Transcribe the records that follow, preserving every word.

- Opening Delimiter -

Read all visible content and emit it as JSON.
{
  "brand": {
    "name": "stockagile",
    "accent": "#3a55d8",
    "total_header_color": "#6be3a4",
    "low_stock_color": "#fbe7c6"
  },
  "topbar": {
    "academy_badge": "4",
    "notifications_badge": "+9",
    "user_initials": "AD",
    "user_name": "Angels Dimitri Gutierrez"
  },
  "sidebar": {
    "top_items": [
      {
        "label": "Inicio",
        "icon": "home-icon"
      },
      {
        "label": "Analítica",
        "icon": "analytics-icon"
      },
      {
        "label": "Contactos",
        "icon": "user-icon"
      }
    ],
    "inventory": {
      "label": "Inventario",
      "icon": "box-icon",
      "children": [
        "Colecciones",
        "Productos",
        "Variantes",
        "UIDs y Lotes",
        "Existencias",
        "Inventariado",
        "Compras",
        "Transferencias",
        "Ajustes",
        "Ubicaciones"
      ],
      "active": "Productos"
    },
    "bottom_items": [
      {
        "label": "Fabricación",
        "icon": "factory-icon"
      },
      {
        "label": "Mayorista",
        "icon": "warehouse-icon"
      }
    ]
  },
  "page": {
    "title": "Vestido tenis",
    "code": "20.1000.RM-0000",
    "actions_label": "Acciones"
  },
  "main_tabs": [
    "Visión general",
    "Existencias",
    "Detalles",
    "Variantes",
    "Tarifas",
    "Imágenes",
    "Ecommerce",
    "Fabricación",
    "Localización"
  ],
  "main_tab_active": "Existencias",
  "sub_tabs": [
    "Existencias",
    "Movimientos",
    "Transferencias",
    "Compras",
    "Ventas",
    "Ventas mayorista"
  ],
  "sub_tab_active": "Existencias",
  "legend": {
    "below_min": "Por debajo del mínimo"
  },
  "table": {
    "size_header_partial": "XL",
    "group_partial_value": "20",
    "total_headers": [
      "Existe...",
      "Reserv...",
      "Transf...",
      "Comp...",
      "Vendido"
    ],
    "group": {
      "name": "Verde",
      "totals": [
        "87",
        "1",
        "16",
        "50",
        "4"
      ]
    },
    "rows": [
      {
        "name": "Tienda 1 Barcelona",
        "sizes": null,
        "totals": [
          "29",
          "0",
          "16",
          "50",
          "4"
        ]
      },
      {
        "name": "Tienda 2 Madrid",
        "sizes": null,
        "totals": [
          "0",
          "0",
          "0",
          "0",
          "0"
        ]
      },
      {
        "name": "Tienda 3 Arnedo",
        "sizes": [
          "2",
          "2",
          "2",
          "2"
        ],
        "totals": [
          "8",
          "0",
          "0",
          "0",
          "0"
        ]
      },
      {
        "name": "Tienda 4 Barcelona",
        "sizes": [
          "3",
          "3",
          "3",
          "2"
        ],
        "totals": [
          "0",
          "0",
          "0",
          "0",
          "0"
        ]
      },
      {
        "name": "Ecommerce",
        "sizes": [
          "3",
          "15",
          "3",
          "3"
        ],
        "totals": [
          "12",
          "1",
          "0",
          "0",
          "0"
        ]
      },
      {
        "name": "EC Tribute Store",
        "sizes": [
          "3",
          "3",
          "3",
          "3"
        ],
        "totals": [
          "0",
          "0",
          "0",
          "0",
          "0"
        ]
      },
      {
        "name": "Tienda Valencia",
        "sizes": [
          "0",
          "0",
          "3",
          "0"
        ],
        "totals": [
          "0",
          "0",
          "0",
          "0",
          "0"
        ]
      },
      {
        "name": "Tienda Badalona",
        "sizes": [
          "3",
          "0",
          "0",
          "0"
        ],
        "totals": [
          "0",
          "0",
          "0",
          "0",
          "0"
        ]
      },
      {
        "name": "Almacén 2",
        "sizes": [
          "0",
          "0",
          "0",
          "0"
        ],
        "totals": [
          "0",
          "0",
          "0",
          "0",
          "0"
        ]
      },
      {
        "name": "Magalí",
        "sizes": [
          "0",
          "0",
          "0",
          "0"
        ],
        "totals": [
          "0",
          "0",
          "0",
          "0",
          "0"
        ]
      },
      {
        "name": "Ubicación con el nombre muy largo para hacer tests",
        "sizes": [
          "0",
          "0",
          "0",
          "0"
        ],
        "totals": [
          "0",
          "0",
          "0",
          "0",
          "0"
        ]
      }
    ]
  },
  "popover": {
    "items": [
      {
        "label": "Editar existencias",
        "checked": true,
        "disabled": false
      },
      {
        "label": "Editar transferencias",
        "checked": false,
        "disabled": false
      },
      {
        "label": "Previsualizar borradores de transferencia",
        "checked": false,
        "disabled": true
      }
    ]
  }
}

- Closing Delimiter -

# [Completed task]
Read all visible content and emit it as JSON.
{
  "brand": {
    "name": "stockagile",
    "accent": "#3a55d8",
    "total_header_color": "#6be3a4",
    "low_stock_color": "#fbe7c6"
  },
  "topbar": {
    "academy_badge": "4",
    "notifications_badge": "+9",
    "user_initials": "AD",
    "user_name": "Angels Dimitri Gutierrez"
  },
  "sidebar": {
    "top_items": [
      {
        "label": "Inicio",
        "icon": "home-icon"
      },
      {
        "label": "Analítica",
        "icon": "analytics-icon"
      },
      {
        "label": "Contactos",
        "icon": "user-icon"
      }
    ],
    "inventory": {
      "label": "Inventario",
      "icon": "box-icon",
      "children": [
        "Colecciones",
        "Productos",
        "Variantes",
        "UIDs y Lotes",
        "Existencias",
        "Inventariado",
        "Compras",
        "Transferencias",
        "Ajustes",
        "Ubicaciones"
      ],
      "active": "Productos"
    },
    "bottom_items": [
      {
        "label": "Fabricación",
        "icon": "factory-icon"
      },
      {
        "label": "Mayorista",
        "icon": "warehouse-icon"
      }
    ]
  },
  "page": {
    "title": "Vestido tenis",
    "code": "20.1000.RM-0000",
    "actions_label": "Acciones"
  },
  "main_tabs": [
    "Visión general",
    "Existencias",
    "Detalles",
    "Variantes",
    "Tarifas",
    "Imágenes",
    "Ecommerce",
    "Fabricación",
    "Localización"
  ],
  "main_tab_active": "Existencias",
  "sub_tabs": [
    "Existencias",
    "Movimientos",
    "Transferencias",
    "Compras",
    "Ventas",
    "Ventas mayorista"
  ],
  "sub_tab_active": "Existencias",
  "legend": {
    "below_min": "Por debajo del mínimo"
  },
  "table": {
    "size_header_partial": "XL",
    "group_partial_value": "20",
    "total_headers": [
      "Existe...",
      "Reserv...",
      "Transf...",
      "Comp...",
      "Vendido"
    ],
    "group": {
      "name": "Verde",
      "totals": [
        "87",
        "1",
        "16",
        "50",
        "4"
      ]
    },
    "rows": [
      {
        "name": "Tienda 1 Barcelona",
        "sizes": null,
        "totals": [
          "29",
          "0",
          "16",
          "50",
          "4"
        ]
      },
      {
        "name": "Tienda 2 Madrid",
        "sizes": null,
        "totals": [
          "0",
          "0",
          "0",
          "0",
          "0"
        ]
      },
      {
        "name": "Tienda 3 Arnedo",
        "sizes": [
          "2",
          "2",
          "2",
          "2"
        ],
        "totals": [
          "8",
          "0",
          "0",
          "0",
          "0"
        ]
      },
      {
        "name": "Tienda 4 Barcelona",
        "sizes": [
          "3",
          "3",
          "3",
          "2"
        ],
        "totals": [
          "0",
          "0",
          "0",
          "0",
          "0"
        ]
      },
      {
        "name": "Ecommerce",
        "sizes": [
          "3",
          "15",
          "3",
          "3"
        ],
        "totals": [
          "12",
          "1",
          "0",
          "0",
          "0"
        ]
      },
      {
        "name": "EC Tribute Store",
        "sizes": [
          "3",
          "3",
          "3",
          "3"
        ],
        "totals": [
          "0",
          "0",
          "0",
          "0",
          "0"
        ]
      },
      {
        "name": "Tienda Valencia",
        "sizes": [
          "0",
          "0",
          "3",
          "0"
        ],
        "totals": [
          "0",
          "0",
          "0",
          "0",
          "0"
        ]
      },
      {
        "name": "Tienda Badalona",
        "sizes": [
          "3",
          "0",
          "0",
          "0"
        ],
        "totals": [
          "0",
          "0",
          "0",
          "0",
          "0"
        ]
      },
      {
        "name": "Almacén 2",
        "sizes": [
          "0",
          "0",
          "0",
          "0"
        ],
        "totals": [
          "0",
          "0",
          "0",
          "0",
          "0"
        ]
      },
      {
        "name": "Magalí",
        "sizes": [
          "0",
          "0",
          "0",
          "0"
        ],
        "totals": [
          "0",
          "0",
          "0",
          "0",
          "0"
        ]
      },
      {
        "name": "Ubicación con el nombre muy largo para hacer tests",
        "sizes": [
          "0",
          "0",
          "0",
          "0"
        ],
        "totals": [
          "0",
          "0",
          "0",
          "0",
          "0"
        ]
      }
    ]
  },
  "popover": {
    "items": [
      {
        "label": "Editar existencias",
        "checked": true,
        "disabled": false
      },
      {
        "label": "Editar transferencias",
        "checked": false,
        "disabled": false
      },
      {
        "label": "Previsualizar borradores de transferencia",
        "checked": false,
        "disabled": true
      }
    ]
  }
}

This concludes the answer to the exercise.